Keep every line where the word "stems" appears; drop the rest.

___ RECORDS PROVIDED

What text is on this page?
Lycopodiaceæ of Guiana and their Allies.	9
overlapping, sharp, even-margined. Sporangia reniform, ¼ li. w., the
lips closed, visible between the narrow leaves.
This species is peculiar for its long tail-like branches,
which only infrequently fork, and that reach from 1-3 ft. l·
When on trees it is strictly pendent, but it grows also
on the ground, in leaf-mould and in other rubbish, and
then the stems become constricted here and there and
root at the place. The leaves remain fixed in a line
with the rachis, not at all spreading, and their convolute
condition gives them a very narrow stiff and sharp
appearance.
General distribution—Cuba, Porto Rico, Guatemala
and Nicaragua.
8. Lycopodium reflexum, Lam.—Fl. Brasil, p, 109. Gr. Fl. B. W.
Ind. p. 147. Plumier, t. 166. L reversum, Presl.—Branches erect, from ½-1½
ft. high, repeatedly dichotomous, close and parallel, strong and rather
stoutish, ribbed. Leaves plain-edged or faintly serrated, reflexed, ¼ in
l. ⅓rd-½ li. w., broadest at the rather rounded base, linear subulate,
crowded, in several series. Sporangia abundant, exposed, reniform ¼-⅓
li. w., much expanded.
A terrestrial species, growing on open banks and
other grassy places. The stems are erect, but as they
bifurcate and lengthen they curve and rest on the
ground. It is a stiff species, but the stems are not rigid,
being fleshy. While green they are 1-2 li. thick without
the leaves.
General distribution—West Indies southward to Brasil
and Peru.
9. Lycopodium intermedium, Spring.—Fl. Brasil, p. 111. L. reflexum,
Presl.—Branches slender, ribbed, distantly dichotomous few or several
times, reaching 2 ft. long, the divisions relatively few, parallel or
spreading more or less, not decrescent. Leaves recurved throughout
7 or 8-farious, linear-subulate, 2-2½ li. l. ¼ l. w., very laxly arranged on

______

**SOLUTION TO THE EXERCISE:**
then the stems become constricted here and there and
other grassy places. The stems are erect, but as they
ground. It is a stiff species, but the stems are not rigid,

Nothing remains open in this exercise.